* [Exercise goal]:
In the entries that follow, count each line containing "تسير" and state the total, nothing more.

Records excerpted from a collection
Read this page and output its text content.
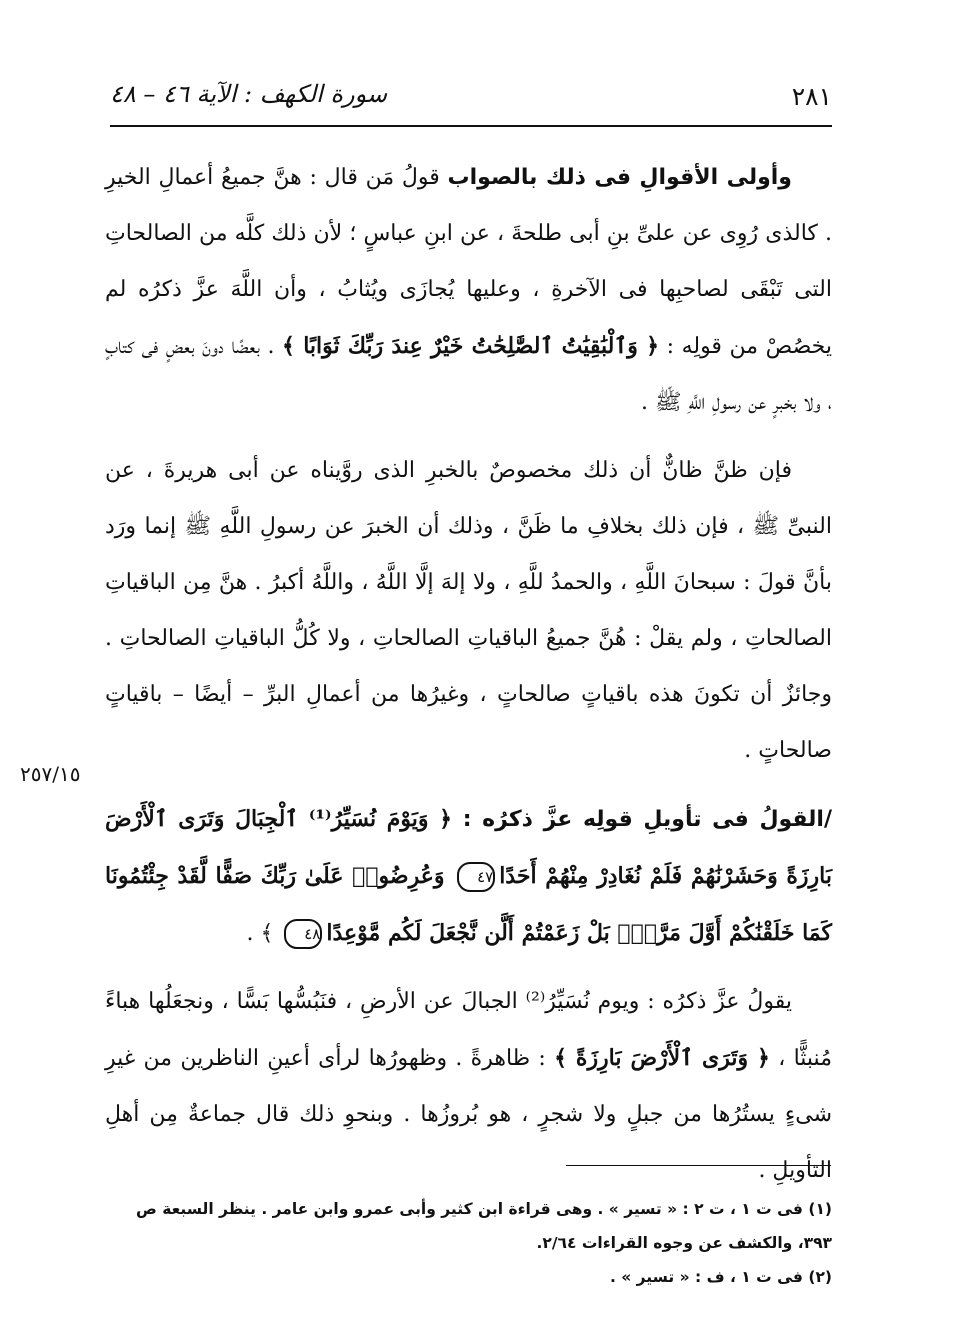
٢٨١
سورة الكهف : الآية ٤٦ – ٤٨
٢٥٧/١٥

وأولى الأقوالِ فى ذلك بالصواب قولُ مَن قال : هنَّ جميعُ أعمالِ الخيرِ . كالذى رُوِى عن علىِّ بنِ أبى طلحةَ ، عن ابنِ عباسٍ ؛ لأن ذلك كلَّه من الصالحاتِ التى تَبْقَى لصاحبِها فى الآخرةِ ، وعليها يُجازَى ويُثابُ ، وأن اللَّهَ عزَّ ذكرُه لم يخصُصْ من قولِه : ﴿ وَٱلْبَٰقِيَٰتُ ٱلصَّٰلِحَٰتُ خَيْرٌ عِندَ رَبِّكَ ثَوَابًا ﴾ . بعضًا دونَ بعضٍ فى كتابٍ ، ولا بخبرٍ عن رسولِ اللَّهِ ﷺ .

فإن ظنَّ ظانٌّ أن ذلك مخصوصٌ بالخبرِ الذى روَّيناه عن أبى هريرةَ ، عن النبىِّ ﷺ ، فإن ذلك بخلافِ ما ظَنَّ ، وذلك أن الخبرَ عن رسولِ اللَّهِ ﷺ إنما ورَد بأنَّ قولَ : سبحانَ اللَّهِ ، والحمدُ للَّهِ ، ولا إلهَ إلَّا اللَّهُ ، واللَّهُ أكبرُ . هنَّ مِن الباقياتِ الصالحاتِ ، ولم يقلْ : هُنَّ جميعُ الباقياتِ الصالحاتِ ، ولا كُلُّ الباقياتِ الصالحاتِ . وجائزٌ أن تكونَ هذه باقياتٍ صالحاتٍ ، وغيرُها من أعمالِ البرِّ – أيضًا – باقياتٍ صالحاتٍ .

/القولُ فى تأويلِ قولِه عزَّ ذكرُه : ﴿ وَيَوْمَ نُسَيِّرُ⁽¹⁾ ٱلْجِبَالَ وَتَرَى ٱلْأَرْضَ بَارِزَةً وَحَشَرْنَٰهُمْ فَلَمْ نُغَادِرْ مِنْهُمْ أَحَدًا٤٧ وَعُرِضُوا۟ عَلَىٰ رَبِّكَ صَفًّا لَّقَدْ جِئْتُمُونَا كَمَا خَلَقْنَٰكُمْ أَوَّلَ مَرَّةٍۭ بَلْ زَعَمْتُمْ أَلَّن نَّجْعَلَ لَكُم مَّوْعِدًا٤٨ ﴾ .

يقولُ عزَّ ذكرُه : ويوم نُسَيِّرُ⁽²⁾ الجبالَ عن الأرضِ ، فنَبُسُّها بَسًّا ، ونجعَلُها هباءً مُنبثًّا ، ﴿ وَتَرَى ٱلْأَرْضَ بَارِزَةً ﴾ : ظاهرةً . وظهورُها لرأى أعينِ الناظرين من غيرِ شىءٍ يستُرُها من جبلٍ ولا شجرٍ ، هو بُروزُها . وبنحوِ ذلك قال جماعةٌ مِن أهلِ التأويلِ .

(١) فى ت ١ ، ت ٢ : « تسير » . وهى قراءة ابن كثير وأبى عمرو وابن عامر . ينظر السبعة ص ٣٩٣، والكشف عن وجوه القراءات ٢/٦٤.

(٢) فى ت ١ ، ف : « تسير » .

* [Final result]:
2